[Collected data entries]

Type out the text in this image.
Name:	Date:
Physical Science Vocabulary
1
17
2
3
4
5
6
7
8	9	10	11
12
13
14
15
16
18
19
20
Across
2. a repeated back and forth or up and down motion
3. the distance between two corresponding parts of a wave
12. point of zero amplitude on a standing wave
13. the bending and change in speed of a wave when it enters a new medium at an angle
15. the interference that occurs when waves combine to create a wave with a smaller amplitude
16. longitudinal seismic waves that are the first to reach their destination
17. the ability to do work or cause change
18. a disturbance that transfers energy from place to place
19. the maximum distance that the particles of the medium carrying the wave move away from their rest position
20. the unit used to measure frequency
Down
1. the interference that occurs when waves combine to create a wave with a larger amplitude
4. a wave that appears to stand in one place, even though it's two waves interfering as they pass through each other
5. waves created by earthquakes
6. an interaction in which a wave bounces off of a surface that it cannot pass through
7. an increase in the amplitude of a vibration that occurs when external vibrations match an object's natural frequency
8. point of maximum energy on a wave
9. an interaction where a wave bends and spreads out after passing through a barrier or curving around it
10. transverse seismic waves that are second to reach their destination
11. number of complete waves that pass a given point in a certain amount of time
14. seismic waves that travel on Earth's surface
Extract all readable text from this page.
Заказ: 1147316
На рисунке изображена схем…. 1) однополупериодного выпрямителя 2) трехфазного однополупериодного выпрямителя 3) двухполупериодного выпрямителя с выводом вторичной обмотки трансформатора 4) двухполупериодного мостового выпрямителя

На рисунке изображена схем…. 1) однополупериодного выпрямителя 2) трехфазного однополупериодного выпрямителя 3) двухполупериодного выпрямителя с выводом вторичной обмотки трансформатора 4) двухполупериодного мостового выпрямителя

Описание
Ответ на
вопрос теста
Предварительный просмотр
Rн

◆ AIM OF THE EXERCISE
Give the count of lines in the data above that hold the string "place", with no additional words.

◆ EXERCISE RESULT
2